> THE RECORDS:
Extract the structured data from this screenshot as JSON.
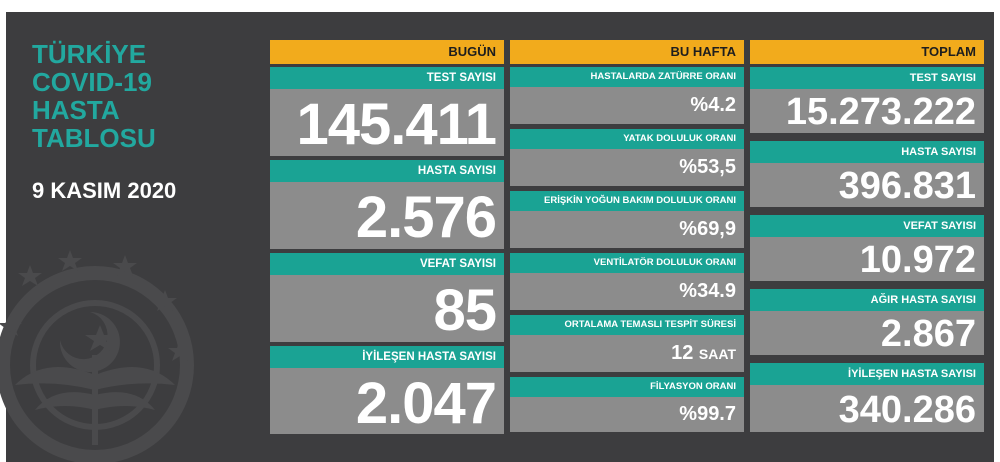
{
  "title": [
    "TÜRKİYE",
    "COVID-19",
    "HASTA",
    "TABLOSU"
  ],
  "date": "9 KASIM 2020",
  "columns": {
    "today": {
      "header": "BUGÜN",
      "items": [
        {
          "label": "TEST SAYISI",
          "value": "145.411"
        },
        {
          "label": "HASTA SAYISI",
          "value": "2.576"
        },
        {
          "label": "VEFAT SAYISI",
          "value": "85"
        },
        {
          "label": "İYİLEŞEN HASTA SAYISI",
          "value": "2.047"
        }
      ]
    },
    "week": {
      "header": "BU HAFTA",
      "items": [
        {
          "label": "HASTALARDA ZATÜRRE ORANI",
          "value": "%4.2"
        },
        {
          "label": "YATAK DOLULUK ORANI",
          "value": "%53,5"
        },
        {
          "label": "ERİŞKİN YOĞUN BAKIM DOLULUK ORANI",
          "value": "%69,9"
        },
        {
          "label": "VENTİLATÖR DOLULUK ORANI",
          "value": "%34.9"
        },
        {
          "label": "ORTALAMA TEMASLI TESPİT SÜRESİ",
          "value": "12",
          "unit": "SAAT"
        },
        {
          "label": "FİLYASYON ORANI",
          "value": "%99.7"
        }
      ]
    },
    "total": {
      "header": "TOPLAM",
      "items": [
        {
          "label": "TEST SAYISI",
          "value": "15.273.222"
        },
        {
          "label": "HASTA SAYISI",
          "value": "396.831"
        },
        {
          "label": "VEFAT SAYISI",
          "value": "10.972"
        },
        {
          "label": "AĞIR HASTA SAYISI",
          "value": "2.867"
        },
        {
          "label": "İYİLEŞEN HASTA SAYISI",
          "value": "340.286"
        }
      ]
    }
  },
  "colors": {
    "background": "#3d3d3f",
    "accent_teal": "#1aa394",
    "title_teal": "#22a89f",
    "header_orange": "#f2ab1c",
    "value_gray": "#8c8c8c"
  },
  "icons": [
    "ministry-emblem-icon"
  ]
}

> GIVEN EXERCISE: Quote the preceding listing precisely and completely, omitting its images.

> TASK SOLUTION:
Extract the structured data from this screenshot as JSON.
{
  "title": [
    "TÜRKİYE",
    "COVID-19",
    "HASTA",
    "TABLOSU"
  ],
  "date": "9 KASIM 2020",
  "columns": {
    "today": {
      "header": "BUGÜN",
      "items": [
        {
          "label": "TEST SAYISI",
          "value": "145.411"
        },
        {
          "label": "HASTA SAYISI",
          "value": "2.576"
        },
        {
          "label": "VEFAT SAYISI",
          "value": "85"
        },
        {
          "label": "İYİLEŞEN HASTA SAYISI",
          "value": "2.047"
        }
      ]
    },
    "week": {
      "header": "BU HAFTA",
      "items": [
        {
          "label": "HASTALARDA ZATÜRRE ORANI",
          "value": "%4.2"
        },
        {
          "label": "YATAK DOLULUK ORANI",
          "value": "%53,5"
        },
        {
          "label": "ERİŞKİN YOĞUN BAKIM DOLULUK ORANI",
          "value": "%69,9"
        },
        {
          "label": "VENTİLATÖR DOLULUK ORANI",
          "value": "%34.9"
        },
        {
          "label": "ORTALAMA TEMASLI TESPİT SÜRESİ",
          "value": "12",
          "unit": "SAAT"
        },
        {
          "label": "FİLYASYON ORANI",
          "value": "%99.7"
        }
      ]
    },
    "total": {
      "header": "TOPLAM",
      "items": [
        {
          "label": "TEST SAYISI",
          "value": "15.273.222"
        },
        {
          "label": "HASTA SAYISI",
          "value": "396.831"
        },
        {
          "label": "VEFAT SAYISI",
          "value": "10.972"
        },
        {
          "label": "AĞIR HASTA SAYISI",
          "value": "2.867"
        },
        {
          "label": "İYİLEŞEN HASTA SAYISI",
          "value": "340.286"
        }
      ]
    }
  },
  "colors": {
    "background": "#3d3d3f",
    "accent_teal": "#1aa394",
    "title_teal": "#22a89f",
    "header_orange": "#f2ab1c",
    "value_gray": "#8c8c8c"
  },
  "icons": [
    "ministry-emblem-icon"
  ]
}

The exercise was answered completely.